- [TEXT PASSAGE]:
Gender Studies Offered Courses

Introductory Course

This course introduces students to the discipline of Gender Studies. Students will develop an understanding of gender both as a subject and as a category of analysis. Students explore gender-related topics, including gender relations and identities, women, and sexualities. As a category of analysis, students will use gender to interrogate cultural production and social systems, paying close attention to how gender intersects with other categories of social difference, such as sexuality, race, ethnicity, class, and ability. Students will connect the assigned academic readings to “real-life” examples in the news, media or their everyday lives thereby producing new theoretical understandings of gender and sexuality within the contexts of Hong Kong, Asia and the world.

Assessment: 100% coursework.

Advanced Course

This course aims to decenter European and North American knowledge about gender and introduce a new Asia-centered approach to studying gender, sex, and sexuality. The course will introduce students to theoretical models that challenge the historical privilege of Whiteness and the West in Gender Studies, including Orientalism, the Subaltern School, and Intersectionality. Students will also look at gender theories from colonized/post-colonial or non-Western places, such as China, Japan, South Korea and India. Drawing transnationally from gender theory, the course will propose new models for talking about gender, sex, and sexuality in Hong Kong, China, and Asia.

Assessment: 100% coursework.

Prerequisite: GEND1001 or CLIT1002 (for students admitted in 2017-18 or before)

This course examines beauty, skin, and cosmetics from the nineteenth century to today. Students will consider the similarities, differences, and interconnectedness of beauty practices across time and place, examining how they reveal global and local structures of gender, race, and class. The course will consider how entrepreneurs shaped beauty markets, how advertisements visually represent ideals of feminine and racialized beauty, and how people have felt about their physical beauty.

Assessment: 100% coursework.

Prerequisite: GEND1001 or CLIT1002 (for students admitted in 2017-18 or before)

This course considers the intersection of gender, generation, and leadership in theory and practice. It also cultivates research, writing, and critical thinking skills building on the key objectives of the Gender Studies Program. We begin with student reflections on their own “leadership stories,” then expand class discussions to think about community and global leaders in light of key insights from gender and leadership studies scholarship. In addition to considering how identity and institutional formations shape each other we will draw on gender studies perspectives to historicize and interrogate workplace buzzwords and legal terms including “glass” and “bamboo ceilings,” “leaky pipelines,” “diversity and inclusion,” “affirmative action/positive discrimination,” and “unconscious/implicit bias.” Intersectional analysis of leadership will illuminate the barriers to power and position that exist when gender intersects with racial, ethnic, gender, economic, sexual, geographic, or religious discrimination (or any combination of the aforementioned) We will discuss case studies of transformative leaders who have shaped policies, institutions, and localities in gendered and gender-conscious ways. Throughout the term we will pay special attention to leadership and change in Hong Kong, China, and Asia today, drawing on the expertise of selected guest lecturers who are leaders in various settings and workplaces here in the region. Learners will combine reading and reflection with active participation in class discussions, small-group projects, and leadership training seminars.

- [DATA SHOWN]:
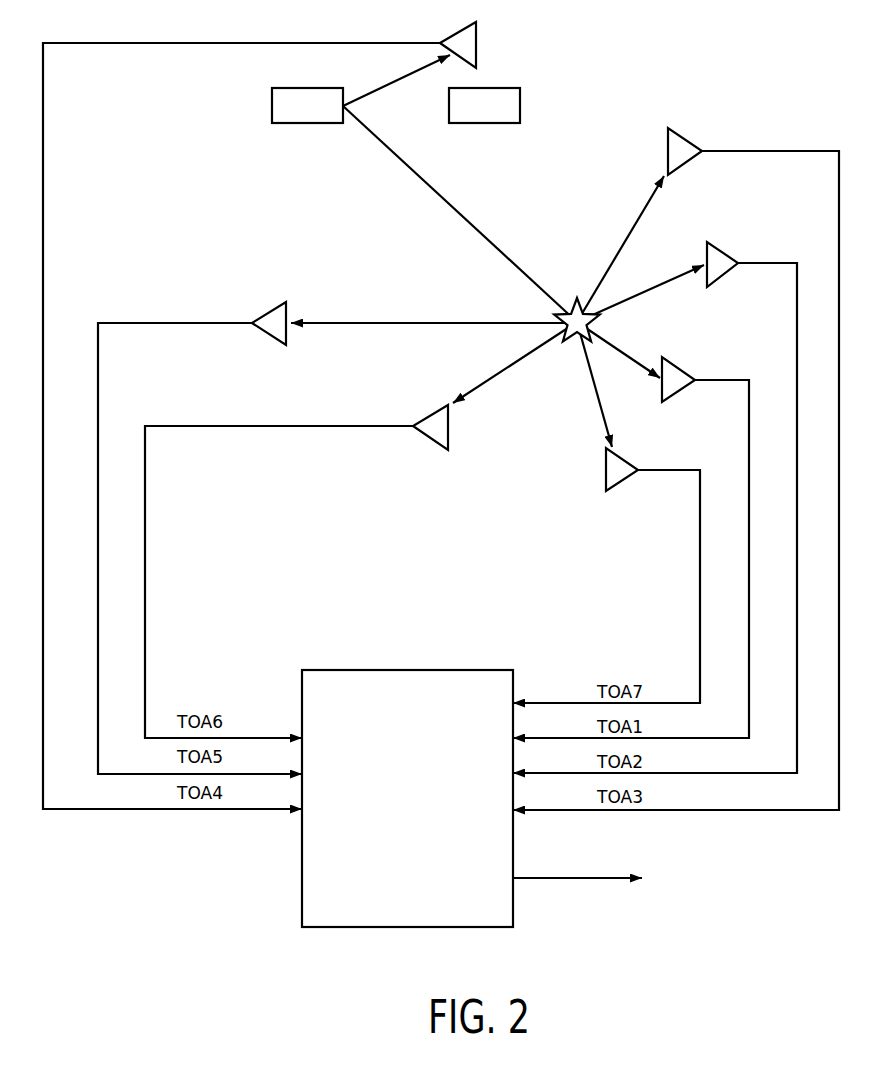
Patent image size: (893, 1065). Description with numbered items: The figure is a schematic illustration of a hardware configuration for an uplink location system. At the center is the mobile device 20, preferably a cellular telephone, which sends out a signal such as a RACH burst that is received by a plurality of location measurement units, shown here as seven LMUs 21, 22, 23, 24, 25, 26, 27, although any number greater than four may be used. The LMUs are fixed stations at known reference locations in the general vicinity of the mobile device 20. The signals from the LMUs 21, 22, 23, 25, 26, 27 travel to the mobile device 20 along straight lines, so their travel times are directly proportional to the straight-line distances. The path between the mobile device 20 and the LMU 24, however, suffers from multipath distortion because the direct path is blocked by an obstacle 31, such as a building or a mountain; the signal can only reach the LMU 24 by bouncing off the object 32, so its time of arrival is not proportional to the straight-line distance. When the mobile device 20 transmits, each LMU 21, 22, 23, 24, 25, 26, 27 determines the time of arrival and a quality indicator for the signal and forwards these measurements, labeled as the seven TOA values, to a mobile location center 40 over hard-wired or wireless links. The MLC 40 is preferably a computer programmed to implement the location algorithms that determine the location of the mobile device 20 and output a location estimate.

The mobile device 20 is at (556, 313).
The LMU 21 is at (664, 358).
The LMU 22 is at (710, 243).
The LMU 23 is at (671, 128).
The LMU 24 is at (479, 27).
The LMU 25 is at (289, 345).
The LMU 26 is at (450, 449).
The LMU 27 is at (603, 457).
The obstacle 31 is at (523, 104).
The object 32 is at (270, 100).
The mobile location center (MLC) 40 is at (298, 873).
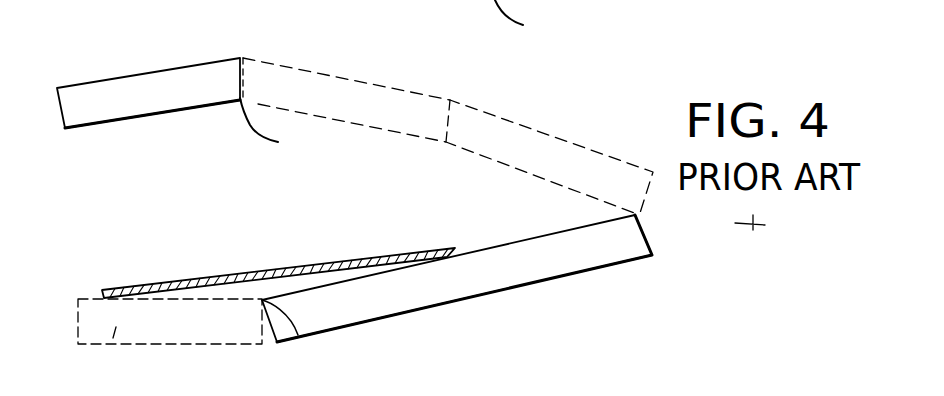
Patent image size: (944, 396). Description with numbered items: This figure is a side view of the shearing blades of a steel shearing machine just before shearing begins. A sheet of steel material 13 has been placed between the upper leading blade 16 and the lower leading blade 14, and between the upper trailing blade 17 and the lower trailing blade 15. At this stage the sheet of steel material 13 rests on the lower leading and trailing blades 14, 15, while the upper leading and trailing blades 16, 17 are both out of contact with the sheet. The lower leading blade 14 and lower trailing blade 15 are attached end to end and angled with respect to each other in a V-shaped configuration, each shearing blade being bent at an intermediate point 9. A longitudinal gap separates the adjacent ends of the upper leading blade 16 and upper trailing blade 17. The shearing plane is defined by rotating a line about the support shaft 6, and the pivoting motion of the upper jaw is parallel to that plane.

The support shaft 6 is at (756, 224).
The intermediate point 9 is at (327, 345).
The sheet of steel material 13 is at (182, 282).
The lower leading blade 14 is at (107, 345).
The lower trailing blade 15 is at (530, 270).
The upper leading blade 16 is at (143, 87).
The upper trailing blade 17 is at (300, 83).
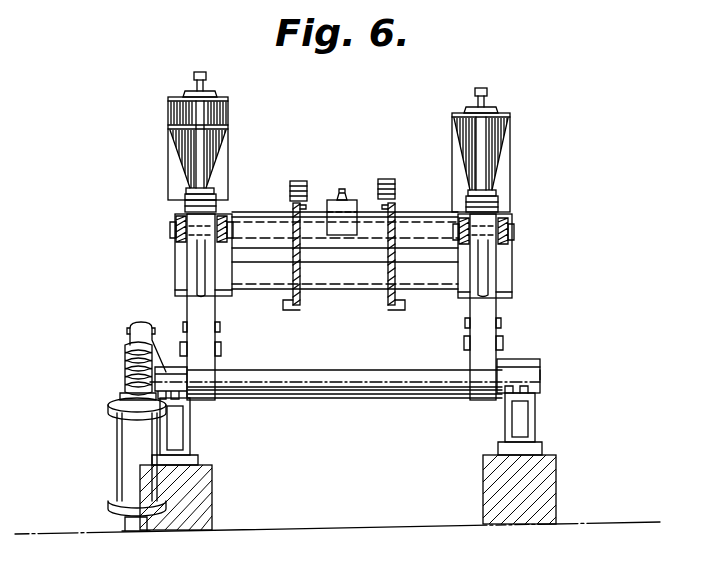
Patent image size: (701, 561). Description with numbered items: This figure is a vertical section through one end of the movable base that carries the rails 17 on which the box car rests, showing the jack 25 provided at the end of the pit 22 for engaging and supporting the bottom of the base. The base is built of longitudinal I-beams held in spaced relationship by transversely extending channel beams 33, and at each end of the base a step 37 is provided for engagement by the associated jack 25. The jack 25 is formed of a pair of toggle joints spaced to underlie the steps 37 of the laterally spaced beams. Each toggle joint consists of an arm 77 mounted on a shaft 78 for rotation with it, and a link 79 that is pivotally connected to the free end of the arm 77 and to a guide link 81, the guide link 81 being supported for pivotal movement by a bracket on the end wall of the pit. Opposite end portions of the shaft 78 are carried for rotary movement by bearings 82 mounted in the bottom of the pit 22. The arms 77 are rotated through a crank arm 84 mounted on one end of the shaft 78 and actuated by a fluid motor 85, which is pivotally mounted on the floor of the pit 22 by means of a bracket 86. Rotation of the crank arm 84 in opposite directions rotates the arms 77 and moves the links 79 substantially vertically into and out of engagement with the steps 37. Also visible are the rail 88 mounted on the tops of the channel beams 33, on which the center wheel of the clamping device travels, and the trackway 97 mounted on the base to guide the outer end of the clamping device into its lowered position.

The rails 17 is at (195, 70).
The pit 22 is at (304, 527).
The jack 25 is at (513, 310).
The channel beams 33 is at (416, 212).
The step 37 is at (186, 203).
The arm 77 is at (212, 406).
The shaft 78 is at (310, 398).
The link 79 is at (220, 312).
The guide link 81 is at (175, 234).
The bearings 82 is at (168, 367).
The crank arm 84 is at (131, 361).
The fluid motor 85 is at (120, 456).
The bracket 86 is at (124, 522).
The rail 88 is at (342, 189).
The trackway 97 is at (300, 172).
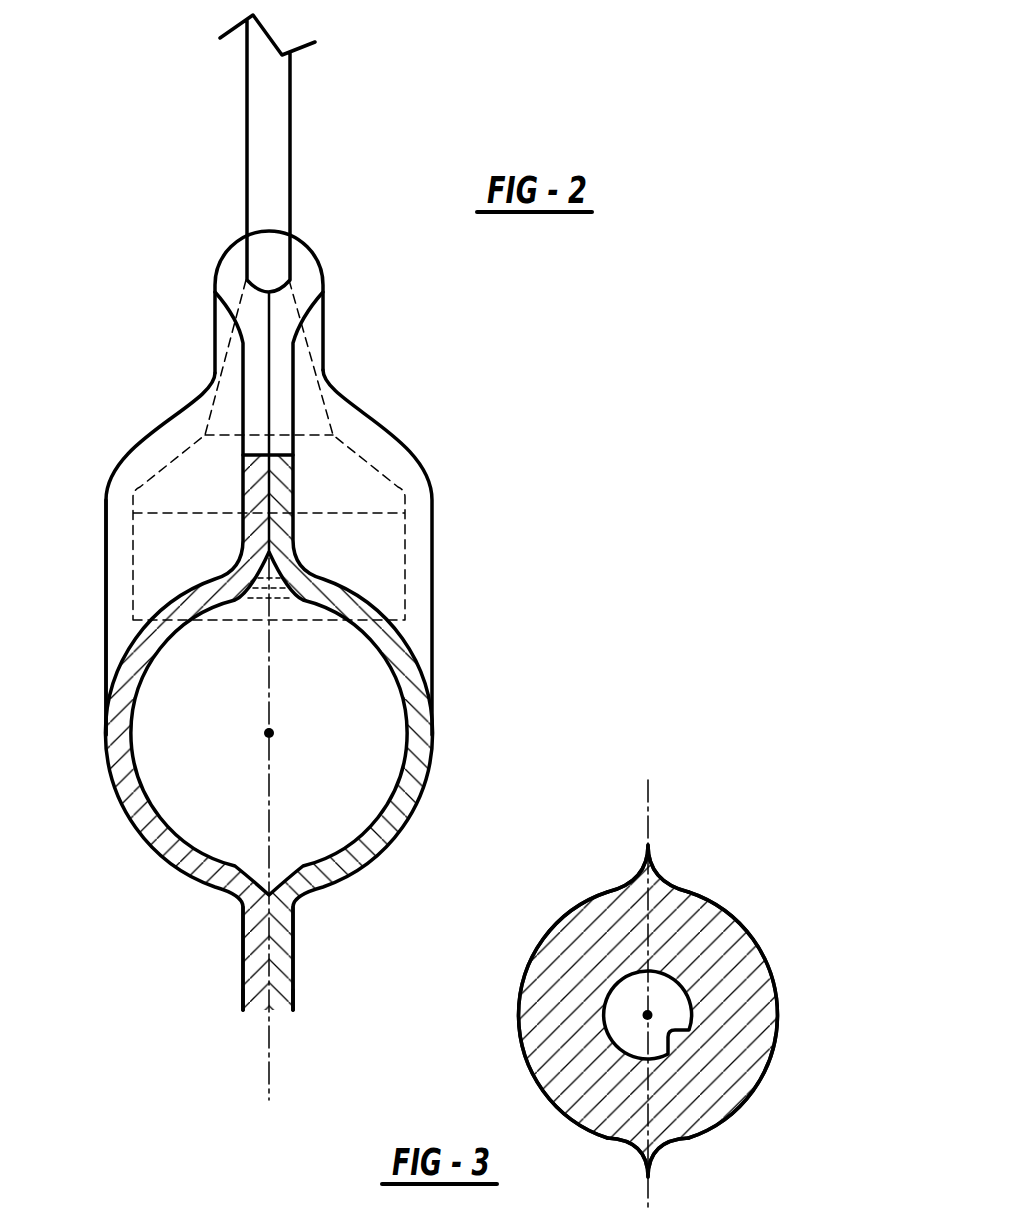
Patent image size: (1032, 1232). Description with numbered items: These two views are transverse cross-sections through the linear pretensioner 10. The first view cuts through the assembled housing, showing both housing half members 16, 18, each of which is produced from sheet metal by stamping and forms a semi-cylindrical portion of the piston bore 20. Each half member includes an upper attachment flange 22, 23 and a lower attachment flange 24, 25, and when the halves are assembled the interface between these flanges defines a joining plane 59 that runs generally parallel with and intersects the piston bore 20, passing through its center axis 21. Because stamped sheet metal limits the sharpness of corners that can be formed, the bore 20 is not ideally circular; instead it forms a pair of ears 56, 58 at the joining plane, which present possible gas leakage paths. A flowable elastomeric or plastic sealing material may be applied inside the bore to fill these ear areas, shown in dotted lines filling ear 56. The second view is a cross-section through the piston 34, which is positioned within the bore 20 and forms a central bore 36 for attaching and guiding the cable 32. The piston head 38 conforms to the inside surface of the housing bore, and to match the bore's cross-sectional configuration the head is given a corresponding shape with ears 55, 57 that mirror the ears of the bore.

In FIG. 2, the linear pretensioner 10 is at (446, 384).
In FIG. 2, the housing half member 16 is at (433, 528).
In FIG. 2, the housing half member 18 is at (105, 532).
In FIG. 2, the piston bore 20 is at (213, 792).
In FIG. 2, the center axis 21 is at (270, 733).
In FIG. 3, the center axis 21 is at (650, 1014).
In FIG. 2, the upper attachment flange 22 is at (306, 310).
In FIG. 2, the upper attachment flange 23 is at (215, 354).
In FIG. 2, the lower attachment flange 24 is at (294, 958).
In FIG. 2, the lower attachment flange 25 is at (243, 962).
In FIG. 2, the cable 32 is at (290, 140).
In FIG. 3, the piston 34 is at (718, 900).
In FIG. 3, the central bore 36 is at (668, 1035).
In FIG. 3, the head 38 is at (772, 1052).
In FIG. 3, the ear 55 is at (637, 873).
In FIG. 2, the ear 56 is at (285, 568).
In FIG. 3, the ear 57 is at (647, 1170).
In FIG. 2, the ear 58 is at (257, 872).
In FIG. 2, the joining plane 59 is at (270, 770).
In FIG. 3, the joining plane 59 is at (648, 801).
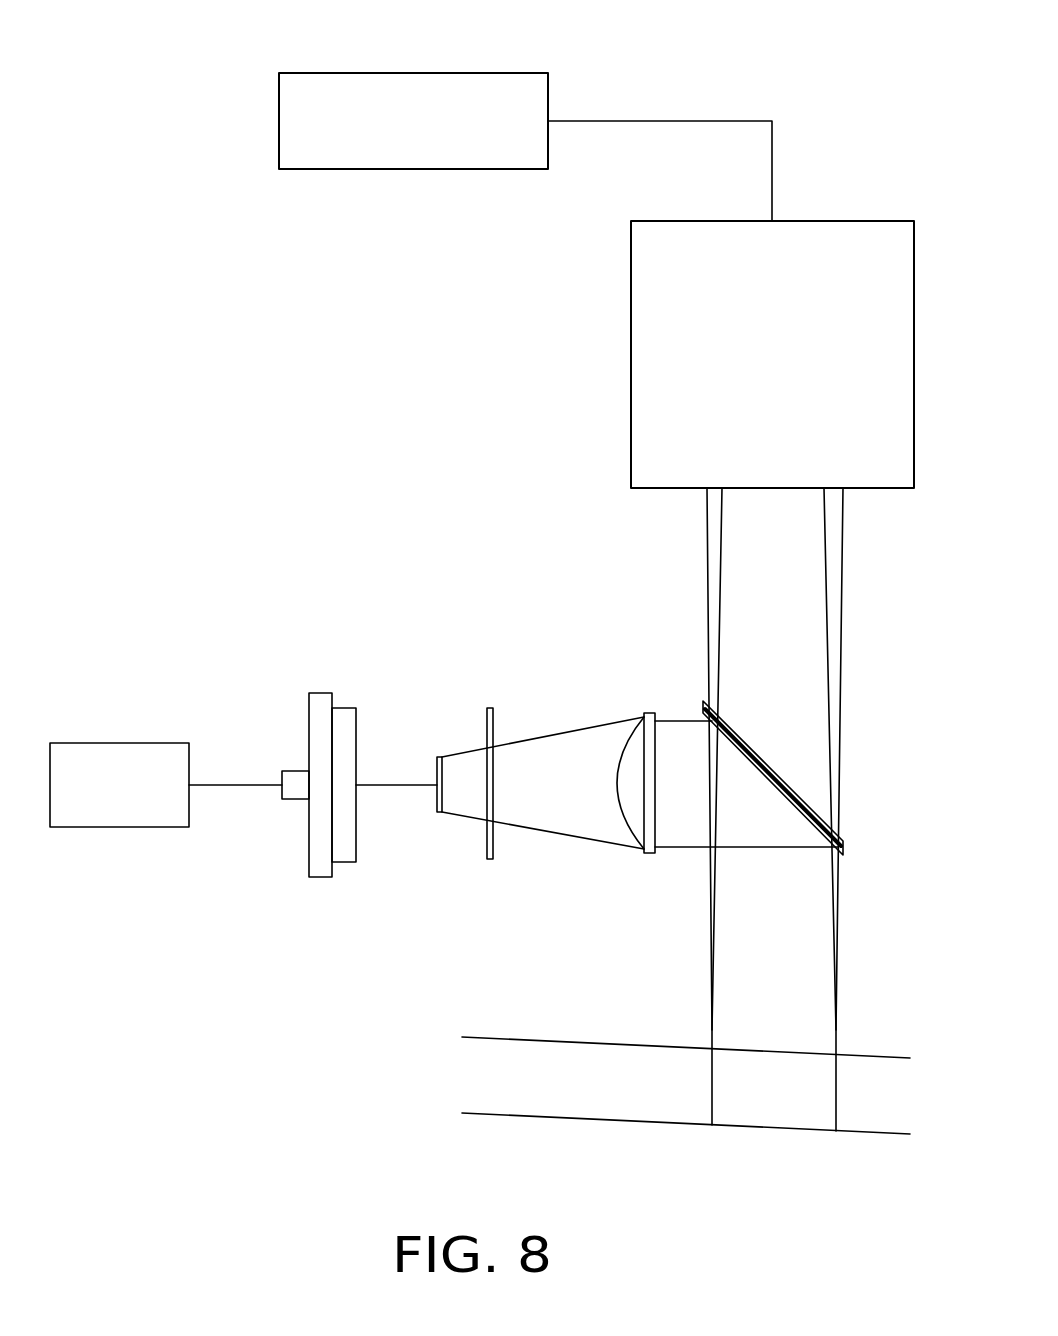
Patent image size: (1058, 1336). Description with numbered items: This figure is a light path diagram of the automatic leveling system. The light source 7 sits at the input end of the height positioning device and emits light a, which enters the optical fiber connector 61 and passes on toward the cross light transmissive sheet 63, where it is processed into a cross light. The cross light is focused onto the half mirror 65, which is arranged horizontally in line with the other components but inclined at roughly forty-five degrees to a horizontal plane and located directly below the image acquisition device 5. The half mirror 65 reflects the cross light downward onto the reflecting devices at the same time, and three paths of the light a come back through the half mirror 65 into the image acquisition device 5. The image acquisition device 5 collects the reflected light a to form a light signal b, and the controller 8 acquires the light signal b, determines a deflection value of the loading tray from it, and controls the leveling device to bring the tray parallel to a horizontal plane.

- [WHAT THIS EXERCISE ASKS]:
1. Reproduce the part of the course listing that begins at the words "This course aims" and stops after "China, and Asia.".
2. Decide whether each statement agrees with the course listing. Answer yes or no, and quote the deciding words.
(a) The advanced course looks at gender theories from places such as China, Japan, South Korea and India.
(b) The course on beauty, skin, and cosmetics begins its study in the eighteenth century.
(c) The course on gender, generation, and leadership begins with student reflections on their own leadership stories.
3. In the course listing, what do students produce by connecting their readings to examples in the introductory course? Answer in one to three sentences.
The material above is separate from the course listing.

- [ANSWERS TO THE PROBLEMS]:
1.
This course aims to decenter European and North American knowledge about gender and introduce a new Asia-centered approach to studying gender, sex, and sexuality. The course will introduce students to theoretical models that challenge the historical privilege of Whiteness and the West in Gender Studies, including Orientalism, the Subaltern School, and Intersectionality. Students will also look at gender theories from colonized/post-colonial or non-Western places, such as China, Japan, South Korea and India. Drawing transnationally from gender theory, the course will propose new models for talking about gender, sex, and sexuality in Hong Kong, China, and Asia.

2.
(a) Yes: "Students will also look at gender theories from colonized/post-colonial or non-Western places, such as China, Japan, South Korea and India."
(b) No: "This course examines beauty, skin, and cosmetics from the nineteenth century to today."
(c) Yes: "We begin with student reflections on their own “leadership stories,”"

3. Students connect the assigned academic readings to "real-life" examples in the news, media or their everyday lives. By doing so, they produce new theoretical understandings of gender and sexuality within the contexts of Hong Kong, Asia and the world.